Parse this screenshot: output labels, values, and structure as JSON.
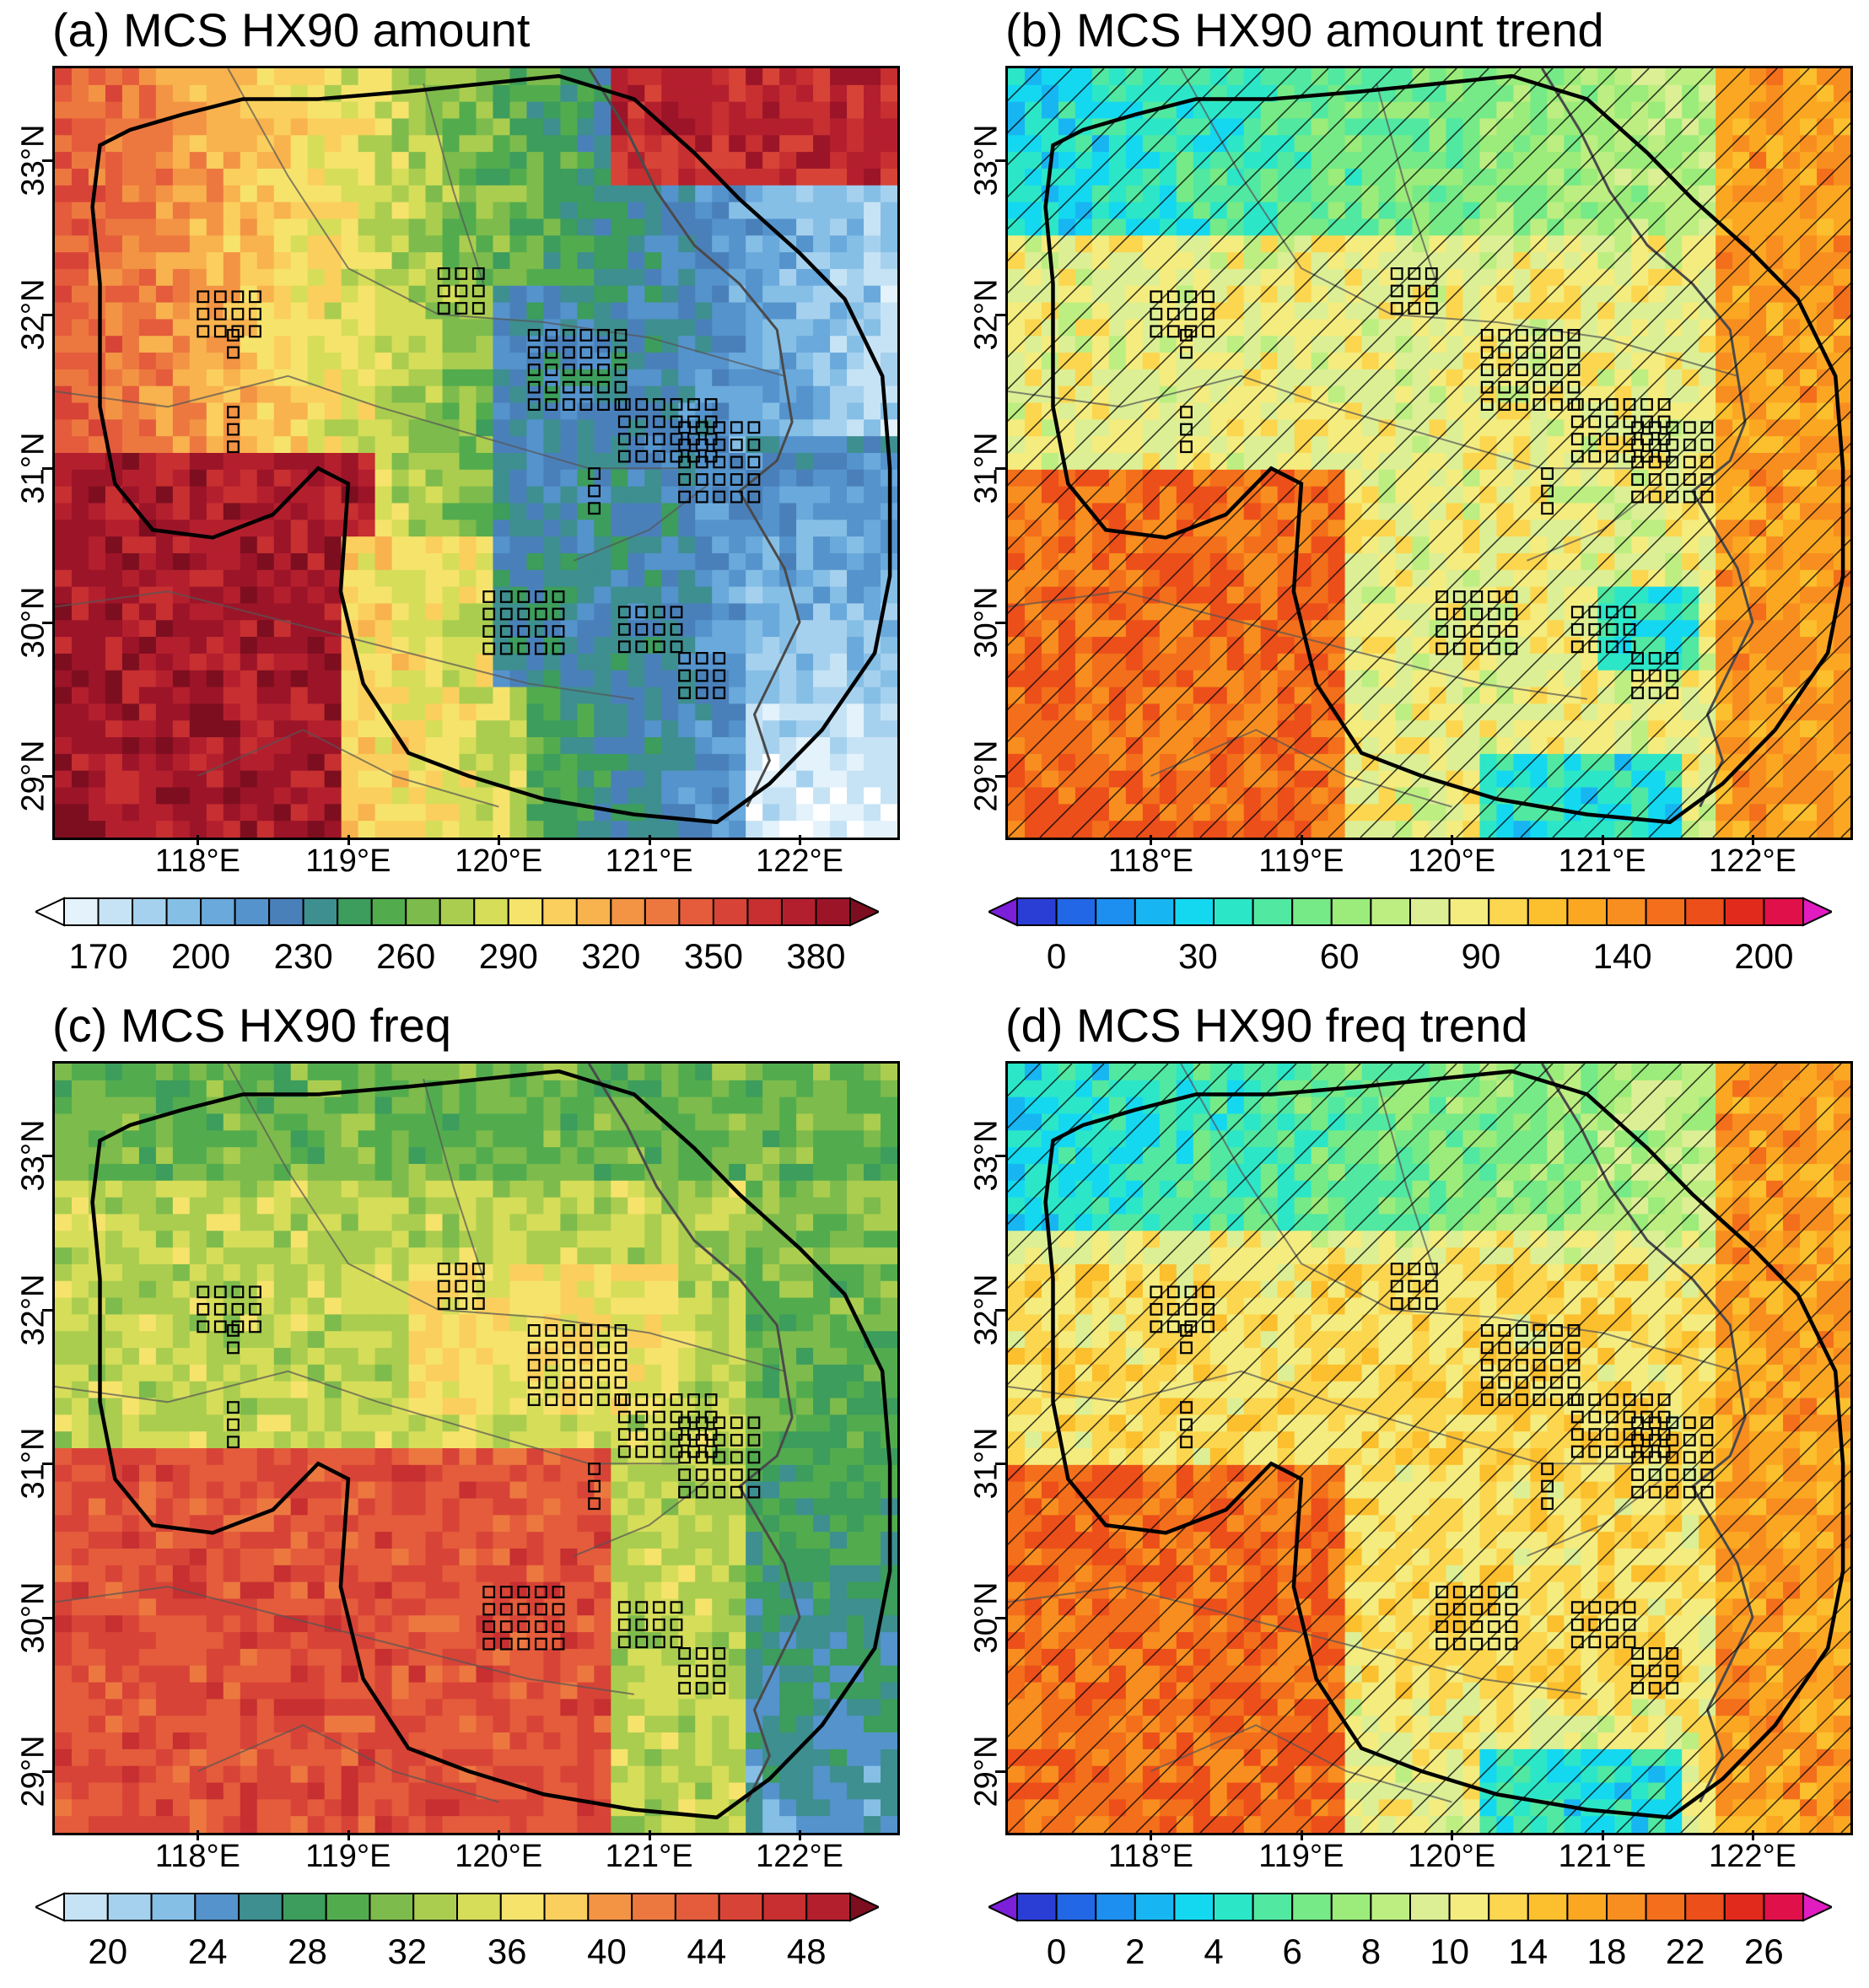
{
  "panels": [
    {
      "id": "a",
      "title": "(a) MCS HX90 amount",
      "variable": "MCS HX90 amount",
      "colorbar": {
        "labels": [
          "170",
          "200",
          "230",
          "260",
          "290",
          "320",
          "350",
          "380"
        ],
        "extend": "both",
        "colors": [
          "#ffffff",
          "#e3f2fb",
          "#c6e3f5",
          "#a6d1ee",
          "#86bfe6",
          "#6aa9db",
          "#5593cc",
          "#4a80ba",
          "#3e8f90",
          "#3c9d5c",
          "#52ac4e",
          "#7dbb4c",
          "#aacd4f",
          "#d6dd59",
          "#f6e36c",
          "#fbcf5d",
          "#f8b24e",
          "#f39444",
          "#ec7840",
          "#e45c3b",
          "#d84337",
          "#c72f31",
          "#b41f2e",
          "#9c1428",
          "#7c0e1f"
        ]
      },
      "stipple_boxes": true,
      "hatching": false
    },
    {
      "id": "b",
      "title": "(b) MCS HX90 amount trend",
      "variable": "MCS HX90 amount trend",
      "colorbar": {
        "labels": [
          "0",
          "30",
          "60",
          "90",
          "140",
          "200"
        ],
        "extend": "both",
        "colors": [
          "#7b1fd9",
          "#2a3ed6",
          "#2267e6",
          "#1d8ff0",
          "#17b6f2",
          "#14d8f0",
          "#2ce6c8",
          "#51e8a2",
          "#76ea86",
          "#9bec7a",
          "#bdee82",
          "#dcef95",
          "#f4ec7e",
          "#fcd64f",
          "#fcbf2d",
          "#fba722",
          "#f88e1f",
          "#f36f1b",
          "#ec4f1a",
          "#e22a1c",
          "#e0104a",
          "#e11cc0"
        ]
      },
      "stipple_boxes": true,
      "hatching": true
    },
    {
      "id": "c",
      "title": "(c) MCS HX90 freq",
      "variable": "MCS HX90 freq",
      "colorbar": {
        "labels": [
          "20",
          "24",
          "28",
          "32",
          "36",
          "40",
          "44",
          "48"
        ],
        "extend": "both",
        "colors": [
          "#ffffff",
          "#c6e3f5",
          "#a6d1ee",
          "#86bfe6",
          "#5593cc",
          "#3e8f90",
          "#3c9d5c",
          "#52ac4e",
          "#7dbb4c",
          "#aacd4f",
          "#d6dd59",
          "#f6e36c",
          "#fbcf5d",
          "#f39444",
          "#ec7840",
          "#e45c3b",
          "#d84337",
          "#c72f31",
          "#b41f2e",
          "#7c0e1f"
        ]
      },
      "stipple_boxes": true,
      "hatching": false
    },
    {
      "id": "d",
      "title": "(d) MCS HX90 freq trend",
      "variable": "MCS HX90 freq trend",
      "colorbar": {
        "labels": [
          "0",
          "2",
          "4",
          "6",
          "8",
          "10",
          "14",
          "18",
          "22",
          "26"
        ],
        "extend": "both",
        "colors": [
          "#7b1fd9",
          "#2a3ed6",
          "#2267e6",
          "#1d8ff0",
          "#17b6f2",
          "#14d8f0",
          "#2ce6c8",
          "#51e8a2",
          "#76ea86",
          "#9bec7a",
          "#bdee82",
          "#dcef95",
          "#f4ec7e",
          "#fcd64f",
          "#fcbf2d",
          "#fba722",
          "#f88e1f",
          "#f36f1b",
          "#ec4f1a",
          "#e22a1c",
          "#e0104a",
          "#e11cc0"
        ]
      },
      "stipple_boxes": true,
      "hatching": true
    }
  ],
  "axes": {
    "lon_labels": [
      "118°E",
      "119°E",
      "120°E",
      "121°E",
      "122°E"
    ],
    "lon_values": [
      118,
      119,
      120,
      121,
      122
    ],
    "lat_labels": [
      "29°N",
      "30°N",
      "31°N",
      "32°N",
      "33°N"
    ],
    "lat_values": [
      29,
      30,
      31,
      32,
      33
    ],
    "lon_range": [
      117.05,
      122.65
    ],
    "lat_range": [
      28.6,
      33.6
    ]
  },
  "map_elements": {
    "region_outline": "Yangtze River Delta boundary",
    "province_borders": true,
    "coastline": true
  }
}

+ + + + +

*WRITTEN TASK:* Count how many lines contain "amount" and give only that count.

*SOLUTION FOR THIS PROBLEM:* 4